A run of records
— Begin —

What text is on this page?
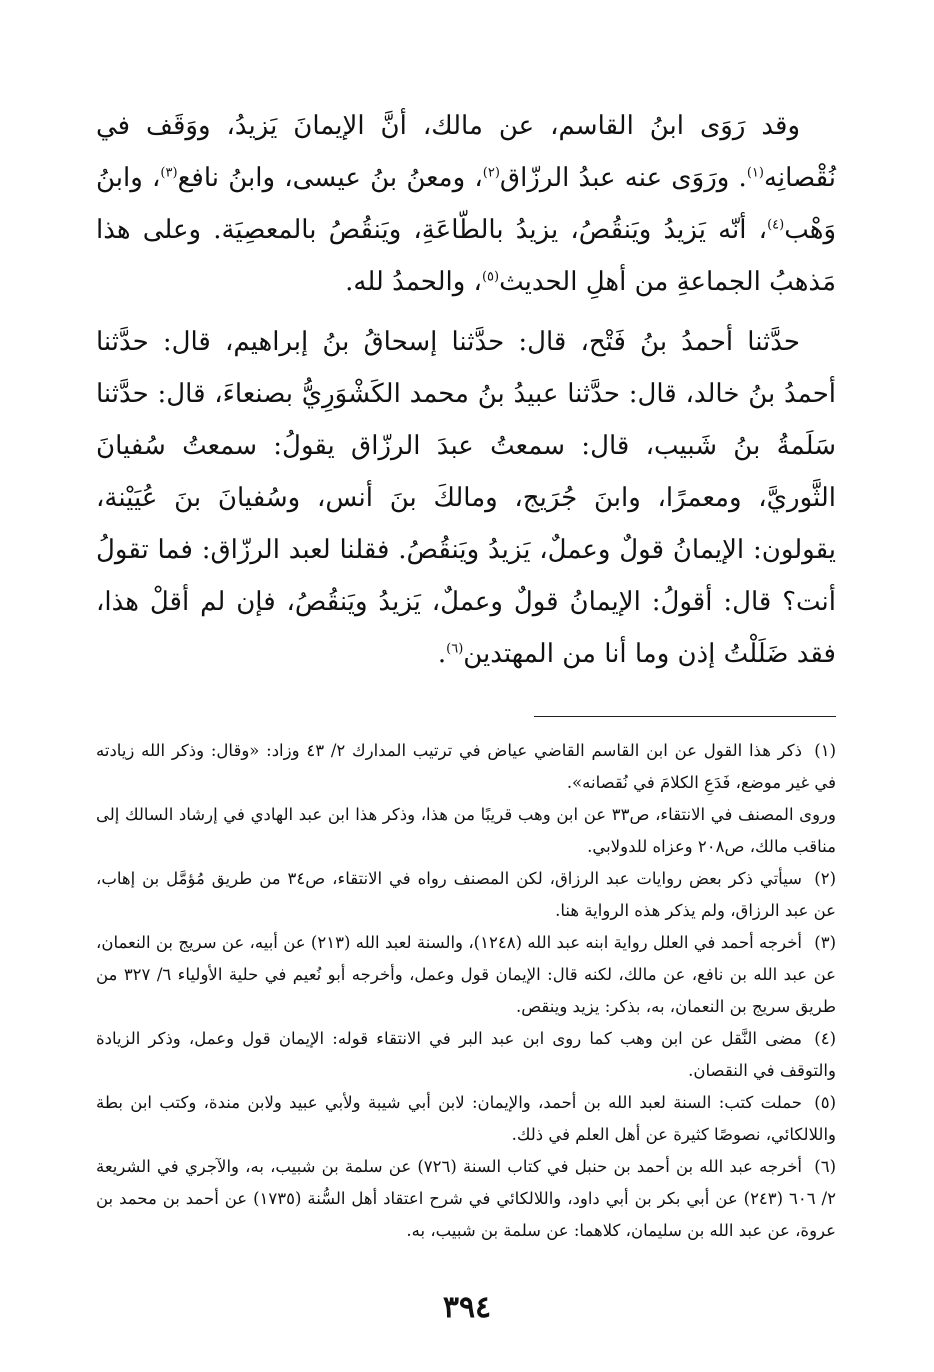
وقد رَوَى ابنُ القاسم، عن مالك، أنَّ الإيمانَ يَزيدُ، ووَقَف في نُقْصانِه$^{(١)}$. ورَوَى عنه عبدُ الرزّاق$^{(٢)}$، ومعنُ بنُ عيسى، وابنُ نافع$^{(٣)}$، وابنُ وَهْب$^{(٤)}$، أنّه يَزيدُ ويَنقُصُ، يزيدُ بالطّاعَةِ، ويَنقُصُ بالمعصِيَة. وعلى هذا مَذهبُ الجماعةِ من أهلِ الحديث$^{(٥)}$، والحمدُ لله.

حدَّثنا أحمدُ بنُ فَتْح، قال: حدَّثنا إسحاقُ بنُ إبراهيم، قال: حدَّثنا أحمدُ بنُ خالد، قال: حدَّثنا عبيدُ بنُ محمد الكَشْوَرِيُّ بصنعاءَ، قال: حدَّثنا سَلَمةُ بنُ شَبيب، قال: سمعتُ عبدَ الرزّاق يقولُ: سمعتُ سُفيانَ الثَّوريَّ، ومعمرًا، وابنَ جُرَيج، ومالكَ بنَ أنس، وسُفيانَ بنَ عُيَيْنة، يقولون: الإيمانُ قولٌ وعملٌ، يَزيدُ ويَنقُصُ. فقلنا لعبد الرزّاق: فما تقولُ أنت؟ قال: أقولُ: الإيمانُ قولٌ وعملٌ، يَزيدُ ويَنقُصُ، فإن لم أقلْ هذا، فقد ضَلَلْتُ إذن وما أنا من المهتدين$^{(٦)}$.

(١)ذكر هذا القول عن ابن القاسم القاضي عياض في ترتيب المدارك ٢/ ٤٣ وزاد: «وقال: وذكر الله زيادته في غير موضع، فَدَعِ الكلامَ في نُقصانه».

وروى المصنف في الانتقاء، ص٣٣ عن ابن وهب قريبًا من هذا، وذكر هذا ابن عبد الهادي في إرشاد السالك إلى مناقب مالك، ص٢٠٨ وعزاه للدولابي.

(٢)سيأتي ذكر بعض روايات عبد الرزاق، لكن المصنف رواه في الانتقاء، ص٣٤ من طريق مُؤمَّل بن إهاب، عن عبد الرزاق، ولم يذكر هذه الرواية هنا.

(٣)أخرجه أحمد في العلل رواية ابنه عبد الله (١٢٤٨)، والسنة لعبد الله (٢١٣) عن أبيه، عن سريج بن النعمان، عن عبد الله بن نافع، عن مالك، لكنه قال: الإيمان قول وعمل، وأخرجه أبو نُعيم في حلية الأولياء ٦/ ٣٢٧ من طريق سريج بن النعمان، به، بذكر: يزيد وينقص.

(٤)مضى النَّقل عن ابن وهب كما روى ابن عبد البر في الانتقاء قوله: الإيمان قول وعمل، وذكر الزيادة والتوقف في النقصان.

(٥)حملت كتب: السنة لعبد الله بن أحمد، والإيمان: لابن أبي شيبة ولأبي عبيد ولابن مندة، وكتب ابن بطة واللالكائي، نصوصًا كثيرة عن أهل العلم في ذلك.

(٦)أخرجه عبد الله بن أحمد بن حنبل في كتاب السنة (٧٢٦) عن سلمة بن شبيب، به، والآجري في الشريعة ٢/ ٦٠٦ (٢٤٣) عن أبي بكر بن أبي داود، واللالكائي في شرح اعتقاد أهل السُّنة (١٧٣٥) عن أحمد بن محمد بن عروة، عن عبد الله بن سليمان، كلاهما: عن سلمة بن شبيب، به.

٣٩٤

— End —

AIM:
Repeat the material exactly as it reads, without any of its pictures.

SOLUTION TO THE EXERCISE:
What text is on this page?
وقد رَوَى ابنُ القاسم، عن مالك، أنَّ الإيمانَ يَزيدُ، ووَقَف في نُقْصانِه$^{(١)}$. ورَوَى عنه عبدُ الرزّاق$^{(٢)}$، ومعنُ بنُ عيسى، وابنُ نافع$^{(٣)}$، وابنُ وَهْب$^{(٤)}$، أنّه يَزيدُ ويَنقُصُ، يزيدُ بالطّاعَةِ، ويَنقُصُ بالمعصِيَة. وعلى هذا مَذهبُ الجماعةِ من أهلِ الحديث$^{(٥)}$، والحمدُ لله.

حدَّثنا أحمدُ بنُ فَتْح، قال: حدَّثنا إسحاقُ بنُ إبراهيم، قال: حدَّثنا أحمدُ بنُ خالد، قال: حدَّثنا عبيدُ بنُ محمد الكَشْوَرِيُّ بصنعاءَ، قال: حدَّثنا سَلَمةُ بنُ شَبيب، قال: سمعتُ عبدَ الرزّاق يقولُ: سمعتُ سُفيانَ الثَّوريَّ، ومعمرًا، وابنَ جُرَيج، ومالكَ بنَ أنس، وسُفيانَ بنَ عُيَيْنة، يقولون: الإيمانُ قولٌ وعملٌ، يَزيدُ ويَنقُصُ. فقلنا لعبد الرزّاق: فما تقولُ أنت؟ قال: أقولُ: الإيمانُ قولٌ وعملٌ، يَزيدُ ويَنقُصُ، فإن لم أقلْ هذا، فقد ضَلَلْتُ إذن وما أنا من المهتدين$^{(٦)}$.

(١)ذكر هذا القول عن ابن القاسم القاضي عياض في ترتيب المدارك ٢/ ٤٣ وزاد: «وقال: وذكر الله زيادته في غير موضع، فَدَعِ الكلامَ في نُقصانه».

وروى المصنف في الانتقاء، ص٣٣ عن ابن وهب قريبًا من هذا، وذكر هذا ابن عبد الهادي في إرشاد السالك إلى مناقب مالك، ص٢٠٨ وعزاه للدولابي.

(٢)سيأتي ذكر بعض روايات عبد الرزاق، لكن المصنف رواه في الانتقاء، ص٣٤ من طريق مُؤمَّل بن إهاب، عن عبد الرزاق، ولم يذكر هذه الرواية هنا.

(٣)أخرجه أحمد في العلل رواية ابنه عبد الله (١٢٤٨)، والسنة لعبد الله (٢١٣) عن أبيه، عن سريج بن النعمان، عن عبد الله بن نافع، عن مالك، لكنه قال: الإيمان قول وعمل، وأخرجه أبو نُعيم في حلية الأولياء ٦/ ٣٢٧ من طريق سريج بن النعمان، به، بذكر: يزيد وينقص.

(٤)مضى النَّقل عن ابن وهب كما روى ابن عبد البر في الانتقاء قوله: الإيمان قول وعمل، وذكر الزيادة والتوقف في النقصان.

(٥)حملت كتب: السنة لعبد الله بن أحمد، والإيمان: لابن أبي شيبة ولأبي عبيد ولابن مندة، وكتب ابن بطة واللالكائي، نصوصًا كثيرة عن أهل العلم في ذلك.

(٦)أخرجه عبد الله بن أحمد بن حنبل في كتاب السنة (٧٢٦) عن سلمة بن شبيب، به، والآجري في الشريعة ٢/ ٦٠٦ (٢٤٣) عن أبي بكر بن أبي داود، واللالكائي في شرح اعتقاد أهل السُّنة (١٧٣٥) عن أحمد بن محمد بن عروة، عن عبد الله بن سليمان، كلاهما: عن سلمة بن شبيب، به.

٣٩٤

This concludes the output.